- _STATED EXERCISE_
Please retype the lines starting with the line containing "scatter-point (221, 814, 224, 817)" and continuing through the line containing "scatter-point (361, 732, 364, 735)", both included.

Layout element annotations
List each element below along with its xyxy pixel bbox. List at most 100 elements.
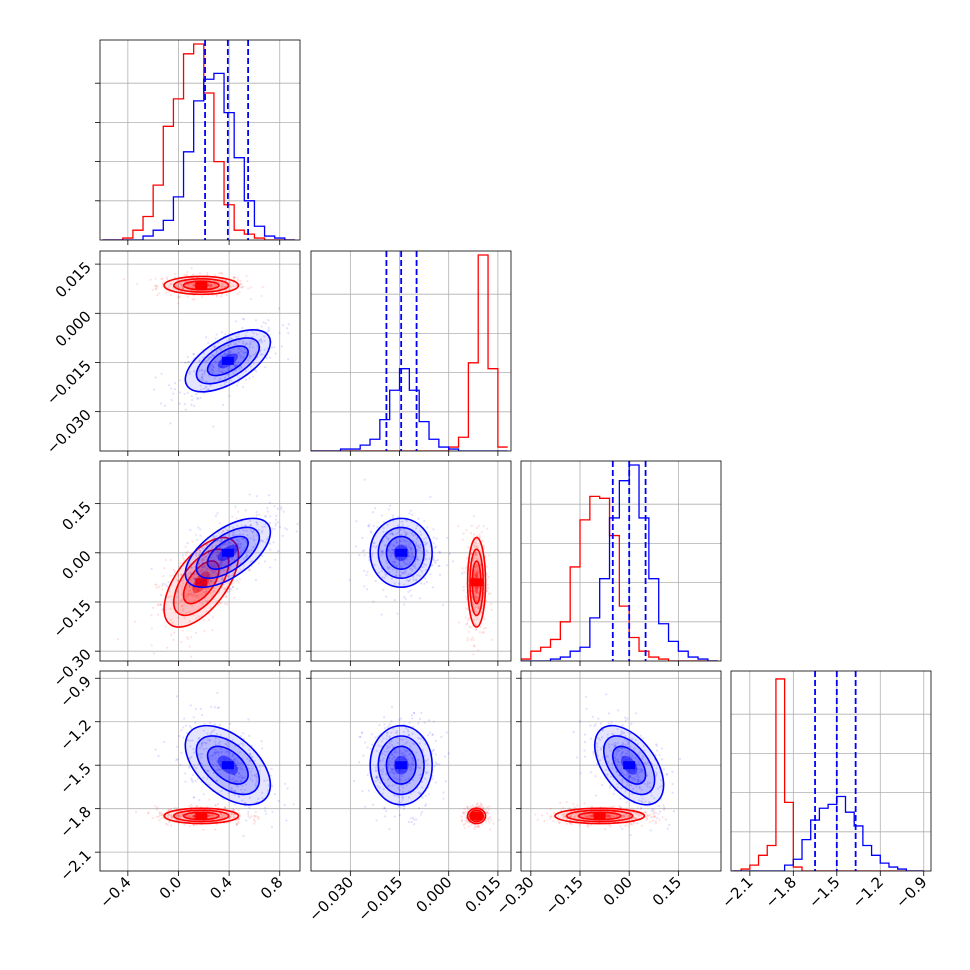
scatter-point (221, 814, 224, 817)
scatter-point (180, 751, 183, 755)
scatter-point (257, 528, 260, 532)
scatter-point (485, 806, 489, 809)
scatter-point (426, 526, 429, 529)
panel-content (311, 671, 511, 871)
scatter-point (477, 825, 480, 829)
scatter-point (246, 763, 250, 766)
scatter-point (166, 276, 169, 279)
scatter-point (361, 732, 364, 735)
scatter-point (398, 563, 401, 566)
scatter-point (261, 554, 264, 557)
scatter-point (172, 638, 175, 641)
scatter-point (666, 827, 669, 830)
scatter-point (429, 573, 432, 576)
scatter-point (271, 810, 274, 813)
scatter-point (188, 815, 191, 818)
scatter-point (179, 763, 182, 766)
scatter-point (476, 544, 479, 547)
scatter-point (214, 360, 217, 363)
scatter-point (234, 789, 237, 793)
scatter-point (189, 739, 192, 742)
scatter-point (229, 814, 232, 817)
scatter-point (258, 765, 261, 768)
scatter-point (391, 753, 394, 756)
contour-line (466, 536, 487, 628)
scatter-point (460, 815, 463, 818)
scatter-point (202, 557, 205, 560)
scatter-point (239, 279, 242, 282)
scatter-point (606, 733, 609, 736)
scatter-point (392, 548, 395, 552)
scatter-point (238, 743, 241, 746)
scatter-point (396, 731, 399, 735)
scatter-point (380, 514, 383, 517)
scatter-point (245, 819, 248, 822)
scatter-point (374, 780, 377, 783)
scatter-point (248, 345, 251, 348)
scatter-point (457, 621, 460, 624)
scatter-point (476, 558, 479, 561)
scatter-point (612, 805, 616, 808)
scatter-point (236, 292, 239, 296)
scatter-point (473, 571, 476, 574)
scatter-point (257, 816, 260, 819)
scatter-point (209, 283, 213, 286)
scatter-point (184, 553, 188, 557)
scatter-point (265, 812, 268, 815)
x-tick-label: −0.4 (96, 873, 134, 911)
scatter-point (613, 756, 616, 759)
scatter-point (646, 785, 649, 788)
scatter-point (415, 538, 418, 541)
scatter-point (186, 271, 189, 274)
scatter-point (488, 805, 491, 808)
scatter-point (634, 812, 638, 815)
scatter-point (486, 811, 489, 814)
scatter-point (245, 342, 248, 345)
scatter-point (234, 759, 237, 762)
scatter-point (167, 808, 170, 811)
scatter-point (227, 561, 230, 565)
scatter-point (198, 577, 201, 580)
scatter-point (261, 540, 264, 543)
scatter-point (210, 284, 213, 287)
scatter-point (237, 347, 240, 350)
scatter-point (154, 748, 157, 751)
scatter-point (116, 637, 120, 641)
scatter-point (227, 366, 231, 369)
scatter-point (235, 384, 239, 387)
scatter-point (475, 595, 479, 598)
scatter-point (638, 785, 641, 789)
scatter-point (226, 529, 229, 532)
scatter-point (625, 752, 629, 755)
scatter-point (255, 495, 258, 498)
scatter-point (242, 386, 245, 389)
scatter-point (388, 550, 391, 553)
scatter-point (223, 352, 226, 355)
scatter-point (410, 714, 414, 717)
scatter-point (423, 721, 426, 724)
scatter-point (392, 568, 395, 571)
scatter-point (228, 777, 231, 780)
scatter-point (375, 775, 378, 779)
scatter-point (643, 811, 646, 814)
scatter-point (252, 353, 255, 356)
scatter-point (243, 776, 246, 779)
scatter-point (233, 365, 237, 368)
scatter-point (391, 514, 395, 517)
x-tick-label: −0.015 (354, 873, 406, 925)
scatter-point (444, 755, 447, 758)
scatter-point (157, 613, 160, 616)
scatter-point (201, 369, 204, 372)
scatter-point (196, 538, 199, 542)
scatter-point (477, 567, 480, 570)
scatter-point (362, 754, 365, 757)
scatter-point (628, 814, 631, 818)
scatter-point (253, 759, 256, 762)
scatter-point (411, 762, 414, 765)
scatter-point (388, 745, 391, 749)
scatter-point (474, 553, 477, 557)
scatter-point (267, 784, 270, 787)
scatter-point (646, 817, 649, 820)
scatter-point (387, 784, 391, 787)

- _THE REPLY_
scatter-point (221, 814, 224, 817)
scatter-point (180, 751, 183, 755)
scatter-point (257, 528, 260, 532)
scatter-point (485, 806, 489, 809)
scatter-point (426, 526, 429, 529)
panel-content (311, 671, 511, 871)
scatter-point (477, 825, 480, 829)
scatter-point (246, 763, 250, 766)
scatter-point (166, 276, 169, 279)
scatter-point (361, 732, 364, 735)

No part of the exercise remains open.